======== Information given

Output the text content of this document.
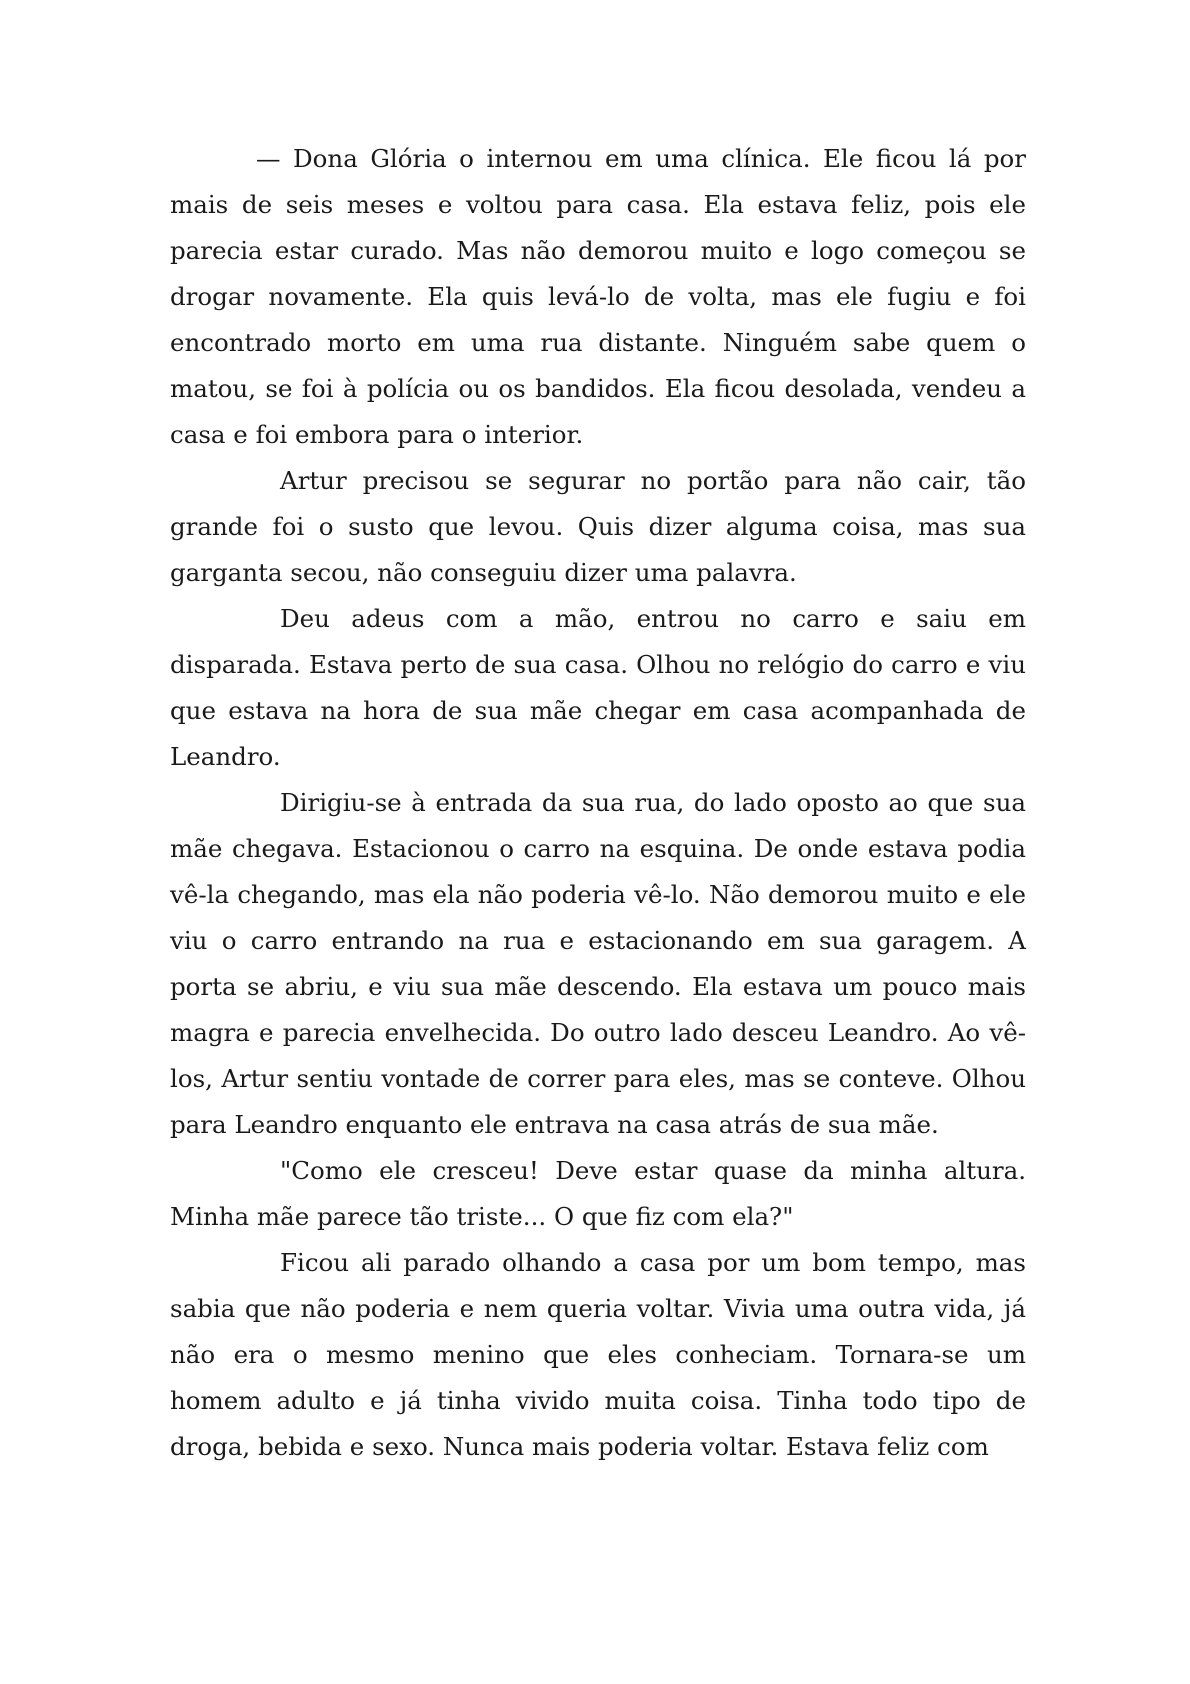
— Dona Glória o internou em uma clínica. Ele ficou lá por mais de seis meses e voltou para casa. Ela estava feliz, pois ele parecia estar curado. Mas não demorou muito e logo começou se drogar novamente. Ela quis levá-lo de volta, mas ele fugiu e foi encontrado morto em uma rua distante. Ninguém sabe quem o matou, se foi à polícia ou os bandidos. Ela ficou desolada, vendeu a casa e foi embora para o interior.

Artur precisou se segurar no portão para não cair, tão grande foi o susto que levou. Quis dizer alguma coisa, mas sua garganta secou, não conseguiu dizer uma palavra.

Deu adeus com a mão, entrou no carro e saiu em disparada. Estava perto de sua casa. Olhou no relógio do carro e viu que estava na hora de sua mãe chegar em casa acompanhada de Leandro.

Dirigiu-se à entrada da sua rua, do lado oposto ao que sua mãe chegava. Estacionou o carro na esquina. De onde estava podia vê-la chegando, mas ela não poderia vê-lo. Não demorou muito e ele viu o carro entrando na rua e estacionando em sua garagem. A porta se abriu, e viu sua mãe descendo. Ela estava um pouco mais magra e parecia envelhecida. Do outro lado desceu Leandro. Ao vê-los, Artur sentiu vontade de correr para eles, mas se conteve. Olhou para Leandro enquanto ele entrava na casa atrás de sua mãe.

"Como ele cresceu! Deve estar quase da minha altura. Minha mãe parece tão triste... O que fiz com ela?"

Ficou ali parado olhando a casa por um bom tempo, mas sabia que não poderia e nem queria voltar. Vivia uma outra vida, já não era o mesmo menino que eles conheciam. Tornara-se um homem adulto e já tinha vivido muita coisa. Tinha todo tipo de droga, bebida e sexo. Nunca mais poderia voltar. Estava feliz com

================

Repeat each entry above word for word, leaving every picture out.

Output the text content of this document.
— Dona Glória o internou em uma clínica. Ele ficou lá por mais de seis meses e voltou para casa. Ela estava feliz, pois ele parecia estar curado. Mas não demorou muito e logo começou se drogar novamente. Ela quis levá-lo de volta, mas ele fugiu e foi encontrado morto em uma rua distante. Ninguém sabe quem o matou, se foi à polícia ou os bandidos. Ela ficou desolada, vendeu a casa e foi embora para o interior.

Artur precisou se segurar no portão para não cair, tão grande foi o susto que levou. Quis dizer alguma coisa, mas sua garganta secou, não conseguiu dizer uma palavra.

Deu adeus com a mão, entrou no carro e saiu em disparada. Estava perto de sua casa. Olhou no relógio do carro e viu que estava na hora de sua mãe chegar em casa acompanhada de Leandro.

Dirigiu-se à entrada da sua rua, do lado oposto ao que sua mãe chegava. Estacionou o carro na esquina. De onde estava podia vê-la chegando, mas ela não poderia vê-lo. Não demorou muito e ele viu o carro entrando na rua e estacionando em sua garagem. A porta se abriu, e viu sua mãe descendo. Ela estava um pouco mais magra e parecia envelhecida. Do outro lado desceu Leandro. Ao vê-los, Artur sentiu vontade de correr para eles, mas se conteve. Olhou para Leandro enquanto ele entrava na casa atrás de sua mãe.

"Como ele cresceu! Deve estar quase da minha altura. Minha mãe parece tão triste... O que fiz com ela?"

Ficou ali parado olhando a casa por um bom tempo, mas sabia que não poderia e nem queria voltar. Vivia uma outra vida, já não era o mesmo menino que eles conheciam. Tornara-se um homem adulto e já tinha vivido muita coisa. Tinha todo tipo de droga, bebida e sexo. Nunca mais poderia voltar. Estava feliz com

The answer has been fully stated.